(begin)

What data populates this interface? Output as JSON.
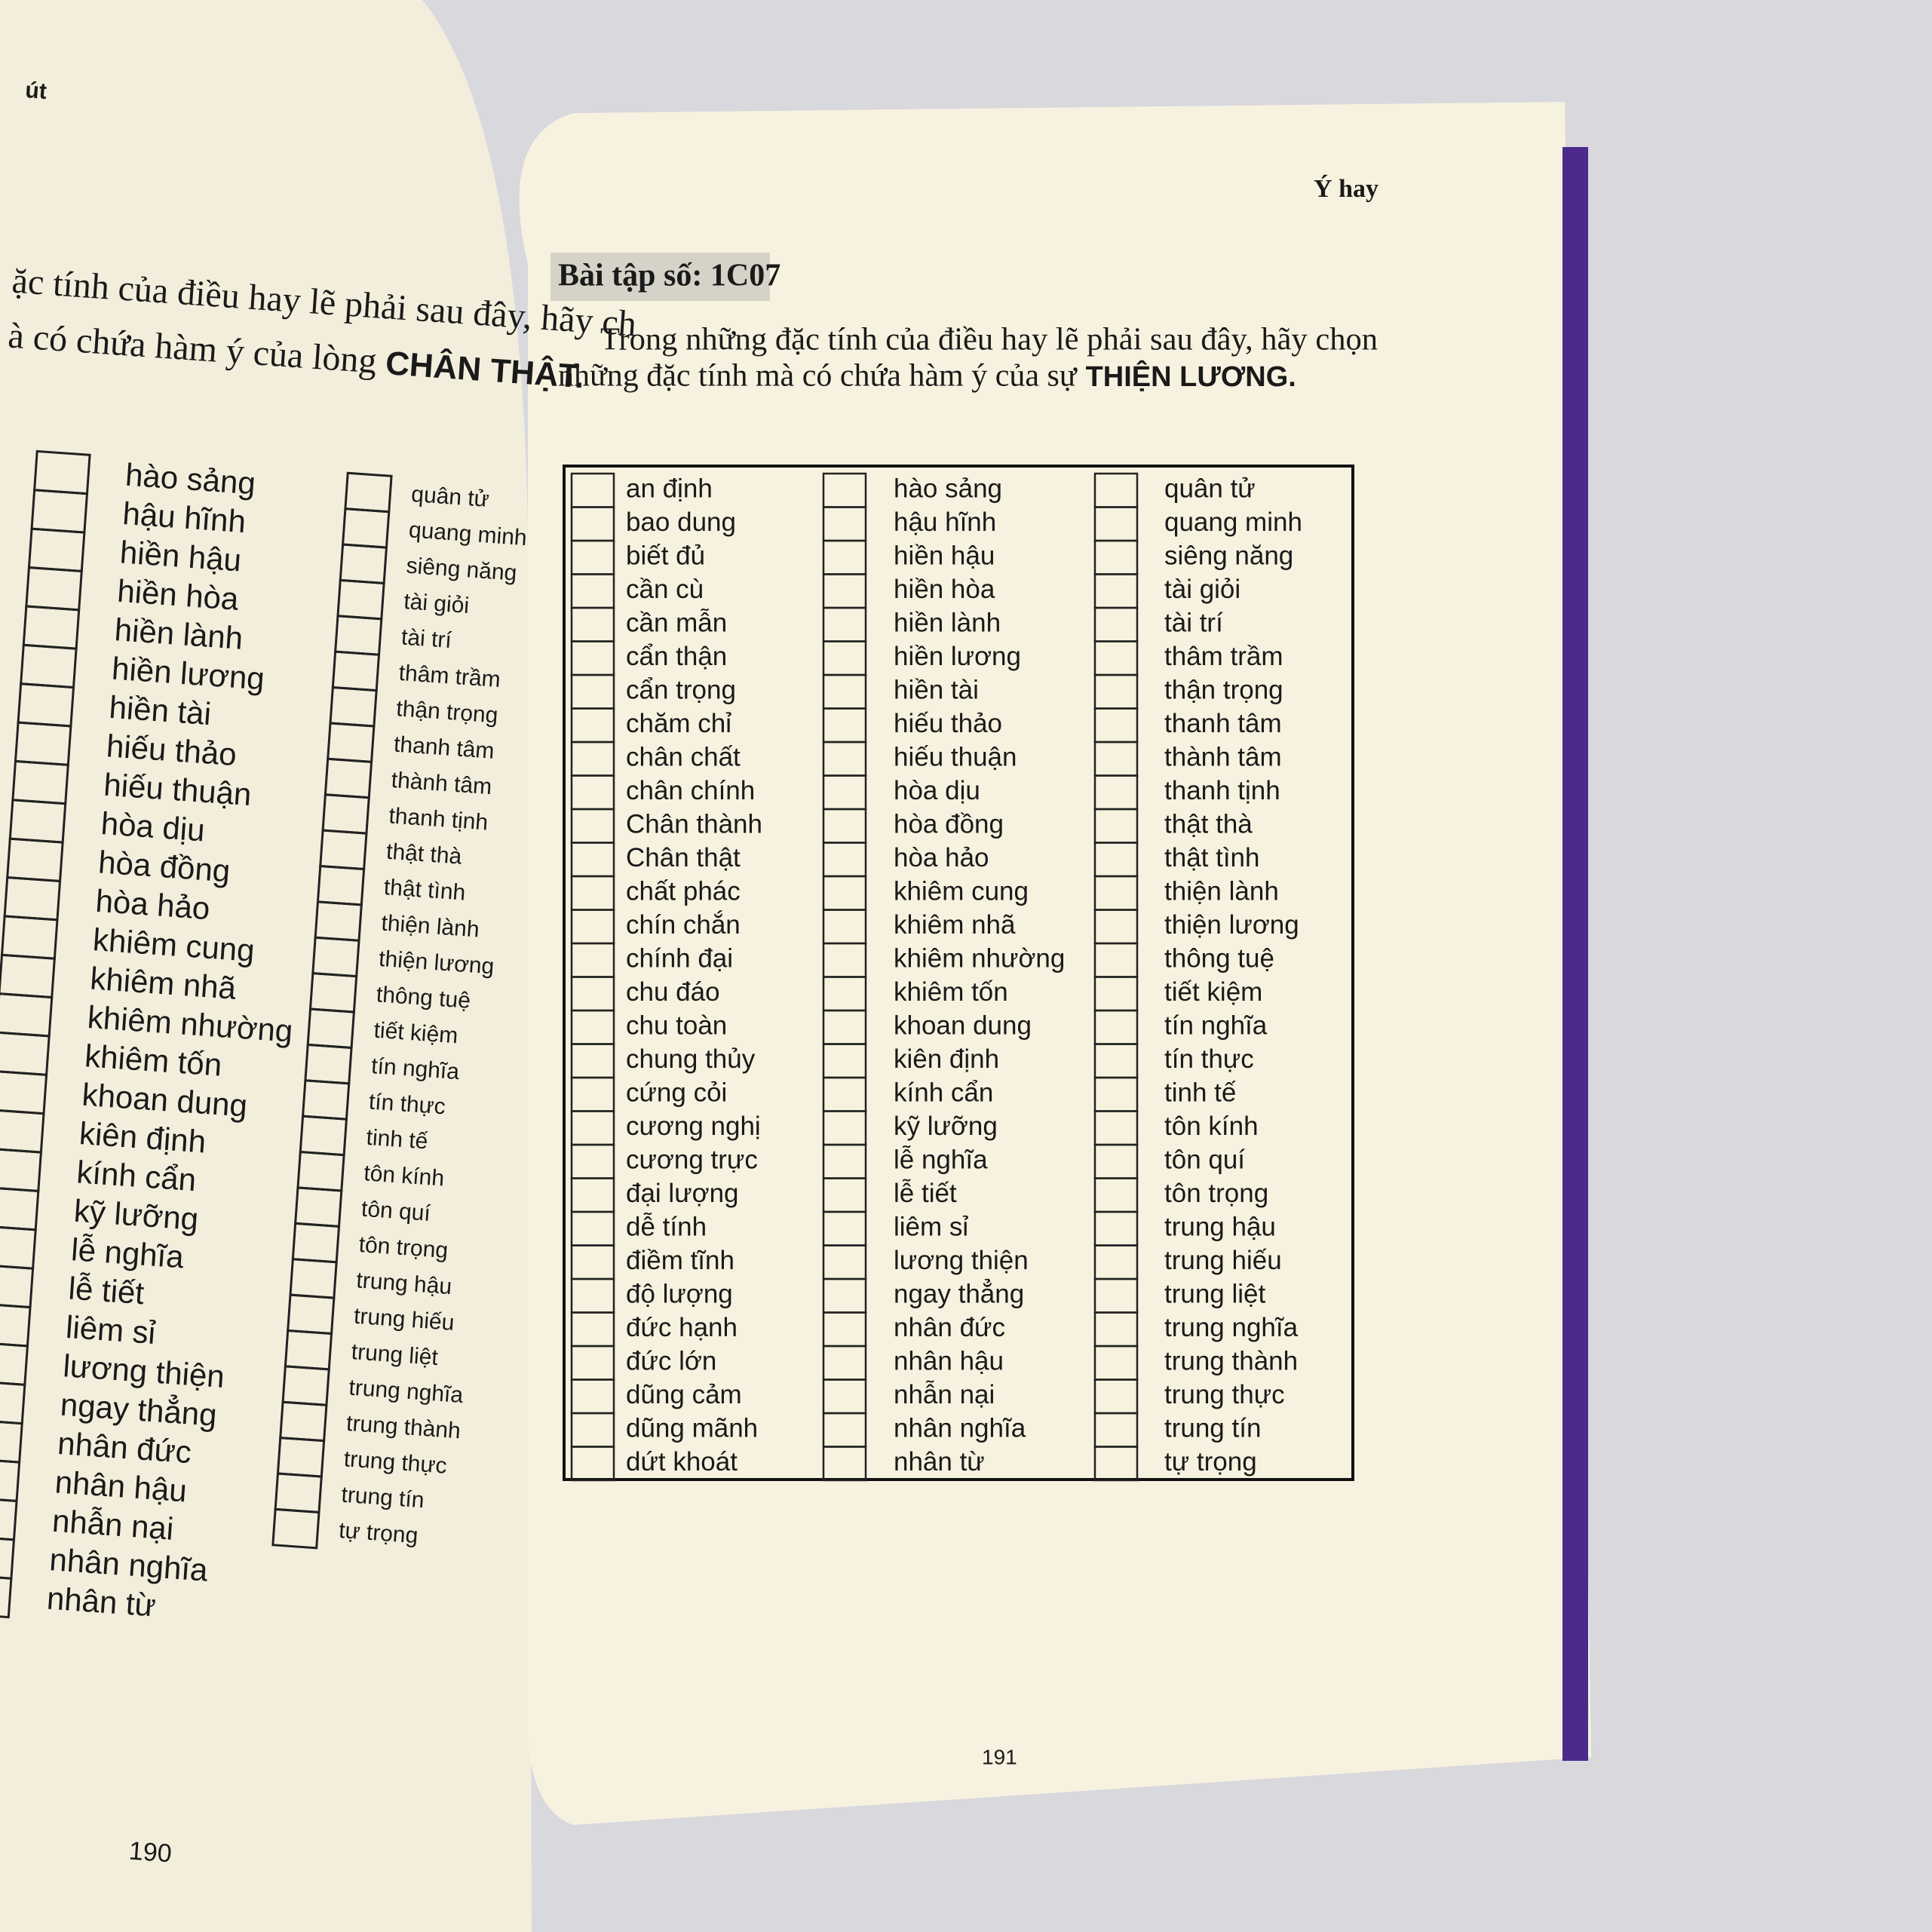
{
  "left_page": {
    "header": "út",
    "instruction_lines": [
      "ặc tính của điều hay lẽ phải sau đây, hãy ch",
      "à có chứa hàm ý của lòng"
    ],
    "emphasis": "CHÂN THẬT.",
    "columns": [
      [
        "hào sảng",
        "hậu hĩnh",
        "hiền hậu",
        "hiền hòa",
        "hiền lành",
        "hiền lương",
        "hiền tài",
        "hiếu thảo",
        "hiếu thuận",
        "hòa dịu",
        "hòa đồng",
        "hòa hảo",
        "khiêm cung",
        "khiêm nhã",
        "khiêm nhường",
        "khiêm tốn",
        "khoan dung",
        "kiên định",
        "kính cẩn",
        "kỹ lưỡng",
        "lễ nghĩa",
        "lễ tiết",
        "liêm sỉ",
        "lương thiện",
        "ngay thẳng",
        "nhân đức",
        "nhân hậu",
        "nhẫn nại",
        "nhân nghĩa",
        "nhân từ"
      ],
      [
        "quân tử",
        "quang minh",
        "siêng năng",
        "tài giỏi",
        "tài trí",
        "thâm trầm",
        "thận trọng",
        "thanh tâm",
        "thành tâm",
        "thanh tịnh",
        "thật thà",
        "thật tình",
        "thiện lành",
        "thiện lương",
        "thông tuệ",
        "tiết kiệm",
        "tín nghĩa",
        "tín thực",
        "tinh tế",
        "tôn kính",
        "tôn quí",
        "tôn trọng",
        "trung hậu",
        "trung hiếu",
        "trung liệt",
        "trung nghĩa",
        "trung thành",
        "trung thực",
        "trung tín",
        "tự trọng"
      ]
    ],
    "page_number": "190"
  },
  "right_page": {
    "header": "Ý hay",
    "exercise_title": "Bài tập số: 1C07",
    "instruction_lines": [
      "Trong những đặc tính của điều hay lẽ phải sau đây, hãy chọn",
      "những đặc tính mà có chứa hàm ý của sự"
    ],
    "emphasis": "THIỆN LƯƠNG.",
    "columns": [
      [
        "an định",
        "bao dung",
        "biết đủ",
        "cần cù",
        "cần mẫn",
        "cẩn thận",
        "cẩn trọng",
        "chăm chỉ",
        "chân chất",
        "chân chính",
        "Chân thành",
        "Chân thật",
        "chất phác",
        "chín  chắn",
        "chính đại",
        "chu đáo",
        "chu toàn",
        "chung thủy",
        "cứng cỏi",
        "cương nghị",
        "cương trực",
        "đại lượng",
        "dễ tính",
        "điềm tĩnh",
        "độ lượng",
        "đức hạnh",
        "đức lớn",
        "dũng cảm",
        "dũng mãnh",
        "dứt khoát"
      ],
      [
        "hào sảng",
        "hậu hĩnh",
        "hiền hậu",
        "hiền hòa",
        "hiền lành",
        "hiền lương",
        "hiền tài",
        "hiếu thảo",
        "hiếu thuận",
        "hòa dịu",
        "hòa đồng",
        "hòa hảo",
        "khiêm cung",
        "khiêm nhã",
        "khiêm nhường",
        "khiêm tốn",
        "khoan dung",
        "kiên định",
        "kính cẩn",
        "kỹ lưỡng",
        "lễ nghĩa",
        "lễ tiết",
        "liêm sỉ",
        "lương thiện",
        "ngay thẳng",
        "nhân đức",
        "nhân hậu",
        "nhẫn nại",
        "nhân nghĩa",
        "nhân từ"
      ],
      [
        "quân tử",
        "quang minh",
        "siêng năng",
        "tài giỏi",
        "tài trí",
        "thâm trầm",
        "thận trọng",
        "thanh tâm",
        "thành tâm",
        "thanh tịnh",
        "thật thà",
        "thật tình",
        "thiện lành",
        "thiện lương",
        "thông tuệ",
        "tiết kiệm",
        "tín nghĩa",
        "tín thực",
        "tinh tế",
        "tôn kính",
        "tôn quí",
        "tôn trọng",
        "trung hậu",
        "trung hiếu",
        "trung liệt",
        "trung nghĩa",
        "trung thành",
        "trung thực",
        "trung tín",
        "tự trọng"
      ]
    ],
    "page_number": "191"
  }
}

(end)

**Problem requirements:** Which lines contain the word "tính"? Return each of them.

**Expected answer:**
      "ặc tính của điều hay lẽ phải sau đây, hãy ch",
      "Trong những đặc tính của điều hay lẽ phải sau đây, hãy chọn",
      "những đặc tính mà có chứa hàm ý của sự"
        "dễ tính",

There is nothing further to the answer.